*Set task*. Filter the entries and keep only the lines where the string "arcmin" appears.

**********

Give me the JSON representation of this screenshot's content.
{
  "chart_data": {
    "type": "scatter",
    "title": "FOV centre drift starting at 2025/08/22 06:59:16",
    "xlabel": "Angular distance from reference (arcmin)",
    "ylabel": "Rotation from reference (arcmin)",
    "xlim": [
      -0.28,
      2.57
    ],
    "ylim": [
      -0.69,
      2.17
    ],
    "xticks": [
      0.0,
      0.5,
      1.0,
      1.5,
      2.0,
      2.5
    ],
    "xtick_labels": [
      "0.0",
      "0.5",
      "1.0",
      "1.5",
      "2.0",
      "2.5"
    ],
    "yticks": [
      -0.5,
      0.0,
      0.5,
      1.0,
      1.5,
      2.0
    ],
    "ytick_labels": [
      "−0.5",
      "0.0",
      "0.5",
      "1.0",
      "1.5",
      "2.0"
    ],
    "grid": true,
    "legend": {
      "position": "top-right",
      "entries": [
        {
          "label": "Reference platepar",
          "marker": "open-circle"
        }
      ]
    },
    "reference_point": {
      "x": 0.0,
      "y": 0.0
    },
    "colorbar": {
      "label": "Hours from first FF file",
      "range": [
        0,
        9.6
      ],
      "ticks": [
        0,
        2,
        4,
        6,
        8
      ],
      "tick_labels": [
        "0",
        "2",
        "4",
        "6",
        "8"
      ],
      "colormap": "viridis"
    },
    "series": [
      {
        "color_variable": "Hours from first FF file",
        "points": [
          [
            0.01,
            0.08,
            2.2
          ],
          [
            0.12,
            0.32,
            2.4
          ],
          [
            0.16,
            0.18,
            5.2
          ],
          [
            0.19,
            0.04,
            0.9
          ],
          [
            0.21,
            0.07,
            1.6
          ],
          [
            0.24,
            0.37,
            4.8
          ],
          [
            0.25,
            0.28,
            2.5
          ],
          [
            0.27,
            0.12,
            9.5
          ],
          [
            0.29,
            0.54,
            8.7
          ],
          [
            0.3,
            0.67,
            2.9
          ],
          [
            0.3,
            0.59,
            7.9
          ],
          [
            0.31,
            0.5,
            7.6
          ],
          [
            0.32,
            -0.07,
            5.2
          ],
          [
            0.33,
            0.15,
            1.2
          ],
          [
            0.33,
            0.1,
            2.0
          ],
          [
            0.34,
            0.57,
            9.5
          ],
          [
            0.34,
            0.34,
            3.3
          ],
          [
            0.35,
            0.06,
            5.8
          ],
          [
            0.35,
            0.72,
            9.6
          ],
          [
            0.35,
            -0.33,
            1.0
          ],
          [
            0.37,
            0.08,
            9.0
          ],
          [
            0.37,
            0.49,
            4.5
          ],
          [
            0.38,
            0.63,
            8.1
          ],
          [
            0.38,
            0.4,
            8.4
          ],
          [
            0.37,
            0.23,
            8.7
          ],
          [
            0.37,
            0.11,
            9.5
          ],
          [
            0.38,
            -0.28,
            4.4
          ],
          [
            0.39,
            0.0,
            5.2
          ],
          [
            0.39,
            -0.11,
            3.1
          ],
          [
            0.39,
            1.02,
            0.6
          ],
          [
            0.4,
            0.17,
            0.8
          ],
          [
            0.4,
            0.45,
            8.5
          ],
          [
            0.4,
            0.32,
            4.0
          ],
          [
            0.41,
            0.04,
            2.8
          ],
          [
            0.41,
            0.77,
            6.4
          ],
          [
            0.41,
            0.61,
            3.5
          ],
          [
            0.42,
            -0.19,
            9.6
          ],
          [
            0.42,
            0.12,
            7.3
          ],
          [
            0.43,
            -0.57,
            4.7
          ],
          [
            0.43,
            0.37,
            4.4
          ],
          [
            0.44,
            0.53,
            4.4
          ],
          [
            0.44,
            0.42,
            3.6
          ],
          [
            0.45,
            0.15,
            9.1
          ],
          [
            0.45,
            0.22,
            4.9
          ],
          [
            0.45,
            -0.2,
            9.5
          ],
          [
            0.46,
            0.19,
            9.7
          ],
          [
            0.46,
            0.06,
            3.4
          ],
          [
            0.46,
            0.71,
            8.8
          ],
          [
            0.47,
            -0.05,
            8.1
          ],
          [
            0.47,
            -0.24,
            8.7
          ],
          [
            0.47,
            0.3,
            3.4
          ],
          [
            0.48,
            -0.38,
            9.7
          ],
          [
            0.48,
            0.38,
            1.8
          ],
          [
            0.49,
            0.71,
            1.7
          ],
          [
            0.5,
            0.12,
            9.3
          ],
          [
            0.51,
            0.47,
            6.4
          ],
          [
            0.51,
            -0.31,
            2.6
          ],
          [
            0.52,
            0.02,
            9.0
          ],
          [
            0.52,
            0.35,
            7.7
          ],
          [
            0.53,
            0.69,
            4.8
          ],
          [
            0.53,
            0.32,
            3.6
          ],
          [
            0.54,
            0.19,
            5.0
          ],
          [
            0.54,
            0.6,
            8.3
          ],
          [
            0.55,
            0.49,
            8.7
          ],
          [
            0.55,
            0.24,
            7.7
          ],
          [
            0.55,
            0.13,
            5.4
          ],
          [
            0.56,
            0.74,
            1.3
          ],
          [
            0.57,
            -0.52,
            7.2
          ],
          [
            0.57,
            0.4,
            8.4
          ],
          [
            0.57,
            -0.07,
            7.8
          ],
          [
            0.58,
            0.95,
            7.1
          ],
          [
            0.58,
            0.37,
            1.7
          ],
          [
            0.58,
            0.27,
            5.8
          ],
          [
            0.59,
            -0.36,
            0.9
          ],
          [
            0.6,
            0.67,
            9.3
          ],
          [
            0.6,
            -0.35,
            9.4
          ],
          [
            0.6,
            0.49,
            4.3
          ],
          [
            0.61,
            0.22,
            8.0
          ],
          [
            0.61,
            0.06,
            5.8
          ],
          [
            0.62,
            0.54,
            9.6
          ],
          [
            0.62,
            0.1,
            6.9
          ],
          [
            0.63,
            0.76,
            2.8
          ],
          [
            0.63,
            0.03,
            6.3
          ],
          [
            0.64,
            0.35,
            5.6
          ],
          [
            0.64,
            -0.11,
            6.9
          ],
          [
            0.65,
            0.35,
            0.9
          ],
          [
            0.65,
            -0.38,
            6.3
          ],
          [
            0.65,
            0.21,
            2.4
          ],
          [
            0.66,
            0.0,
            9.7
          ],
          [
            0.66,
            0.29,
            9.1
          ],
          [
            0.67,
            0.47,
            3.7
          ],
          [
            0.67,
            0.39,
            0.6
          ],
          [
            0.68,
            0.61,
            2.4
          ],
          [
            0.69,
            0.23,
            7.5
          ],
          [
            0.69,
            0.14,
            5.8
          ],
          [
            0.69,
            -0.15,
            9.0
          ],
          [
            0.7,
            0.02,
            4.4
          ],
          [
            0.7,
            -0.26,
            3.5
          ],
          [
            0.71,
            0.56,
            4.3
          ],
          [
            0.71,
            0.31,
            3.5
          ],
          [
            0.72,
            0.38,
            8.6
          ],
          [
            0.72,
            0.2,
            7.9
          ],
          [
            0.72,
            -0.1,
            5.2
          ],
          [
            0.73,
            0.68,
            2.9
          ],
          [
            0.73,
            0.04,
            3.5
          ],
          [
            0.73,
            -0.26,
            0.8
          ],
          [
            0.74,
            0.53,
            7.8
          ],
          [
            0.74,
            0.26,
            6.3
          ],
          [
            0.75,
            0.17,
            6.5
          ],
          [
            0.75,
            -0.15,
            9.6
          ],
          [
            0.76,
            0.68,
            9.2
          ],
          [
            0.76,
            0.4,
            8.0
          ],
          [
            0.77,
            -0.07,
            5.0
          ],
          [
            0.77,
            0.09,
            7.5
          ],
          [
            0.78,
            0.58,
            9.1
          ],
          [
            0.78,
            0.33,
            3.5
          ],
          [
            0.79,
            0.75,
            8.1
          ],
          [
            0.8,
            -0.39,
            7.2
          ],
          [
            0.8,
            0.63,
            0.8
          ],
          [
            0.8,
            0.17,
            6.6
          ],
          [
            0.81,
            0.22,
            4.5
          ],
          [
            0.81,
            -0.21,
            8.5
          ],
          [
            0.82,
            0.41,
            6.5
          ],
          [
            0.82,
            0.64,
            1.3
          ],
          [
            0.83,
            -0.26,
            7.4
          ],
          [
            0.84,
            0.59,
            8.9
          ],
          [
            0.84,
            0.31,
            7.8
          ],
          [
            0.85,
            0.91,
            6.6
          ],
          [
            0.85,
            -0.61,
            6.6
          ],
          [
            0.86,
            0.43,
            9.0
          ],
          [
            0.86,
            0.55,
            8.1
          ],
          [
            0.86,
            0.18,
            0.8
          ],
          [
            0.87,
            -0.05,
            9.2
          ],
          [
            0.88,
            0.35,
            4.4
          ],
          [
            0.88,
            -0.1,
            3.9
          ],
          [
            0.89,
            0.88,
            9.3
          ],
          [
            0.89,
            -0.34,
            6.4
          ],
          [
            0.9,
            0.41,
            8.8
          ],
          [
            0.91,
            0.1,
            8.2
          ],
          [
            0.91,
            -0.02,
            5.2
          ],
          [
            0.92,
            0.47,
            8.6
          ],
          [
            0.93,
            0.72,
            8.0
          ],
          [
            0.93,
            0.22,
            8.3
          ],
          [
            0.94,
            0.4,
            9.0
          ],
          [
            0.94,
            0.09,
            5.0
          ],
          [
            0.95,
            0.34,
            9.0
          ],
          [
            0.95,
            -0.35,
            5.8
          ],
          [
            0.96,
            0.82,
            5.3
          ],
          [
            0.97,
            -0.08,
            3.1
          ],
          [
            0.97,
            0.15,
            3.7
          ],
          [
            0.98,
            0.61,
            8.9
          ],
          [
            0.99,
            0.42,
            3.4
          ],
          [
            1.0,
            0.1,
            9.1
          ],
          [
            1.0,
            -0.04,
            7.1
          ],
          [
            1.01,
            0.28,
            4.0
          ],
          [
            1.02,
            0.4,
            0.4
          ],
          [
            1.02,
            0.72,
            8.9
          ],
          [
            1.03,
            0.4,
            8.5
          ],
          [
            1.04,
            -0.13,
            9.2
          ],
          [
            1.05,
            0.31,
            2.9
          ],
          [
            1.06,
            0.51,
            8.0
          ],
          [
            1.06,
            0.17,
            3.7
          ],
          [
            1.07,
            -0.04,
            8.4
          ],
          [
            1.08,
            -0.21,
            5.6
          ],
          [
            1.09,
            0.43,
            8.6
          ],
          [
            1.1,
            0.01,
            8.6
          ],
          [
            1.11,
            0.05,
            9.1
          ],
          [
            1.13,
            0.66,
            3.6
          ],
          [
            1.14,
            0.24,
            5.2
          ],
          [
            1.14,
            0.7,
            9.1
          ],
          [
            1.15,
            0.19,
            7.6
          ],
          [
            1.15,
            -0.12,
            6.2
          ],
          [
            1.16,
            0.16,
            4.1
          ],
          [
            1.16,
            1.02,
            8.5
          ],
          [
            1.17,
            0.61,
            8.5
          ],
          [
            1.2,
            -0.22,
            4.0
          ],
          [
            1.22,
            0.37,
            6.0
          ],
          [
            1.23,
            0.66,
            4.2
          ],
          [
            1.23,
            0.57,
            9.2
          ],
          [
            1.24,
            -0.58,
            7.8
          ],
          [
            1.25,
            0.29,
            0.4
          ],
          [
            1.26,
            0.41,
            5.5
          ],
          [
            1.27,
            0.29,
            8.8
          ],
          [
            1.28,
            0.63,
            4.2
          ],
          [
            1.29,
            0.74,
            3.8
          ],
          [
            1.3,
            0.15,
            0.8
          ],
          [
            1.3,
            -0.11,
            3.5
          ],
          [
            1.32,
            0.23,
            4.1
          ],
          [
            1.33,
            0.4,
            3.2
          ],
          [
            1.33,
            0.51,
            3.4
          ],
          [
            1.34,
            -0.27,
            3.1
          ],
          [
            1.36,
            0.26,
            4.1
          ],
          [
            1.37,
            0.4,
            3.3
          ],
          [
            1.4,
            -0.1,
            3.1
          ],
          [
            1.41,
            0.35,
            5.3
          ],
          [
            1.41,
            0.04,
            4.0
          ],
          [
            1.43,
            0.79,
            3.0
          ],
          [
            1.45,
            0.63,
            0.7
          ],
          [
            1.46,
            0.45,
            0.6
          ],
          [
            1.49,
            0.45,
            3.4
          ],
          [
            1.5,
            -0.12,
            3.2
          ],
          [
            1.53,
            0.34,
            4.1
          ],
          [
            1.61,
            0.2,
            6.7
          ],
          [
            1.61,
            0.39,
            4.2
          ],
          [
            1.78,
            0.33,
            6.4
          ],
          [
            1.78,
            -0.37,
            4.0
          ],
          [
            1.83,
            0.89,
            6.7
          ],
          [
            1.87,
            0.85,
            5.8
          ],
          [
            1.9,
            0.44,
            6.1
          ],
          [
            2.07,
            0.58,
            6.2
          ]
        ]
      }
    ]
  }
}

**********

*Answer for this exercise*.
    "xlabel": "Angular distance from reference (arcmin)",
    "ylabel": "Rotation from reference (arcmin)",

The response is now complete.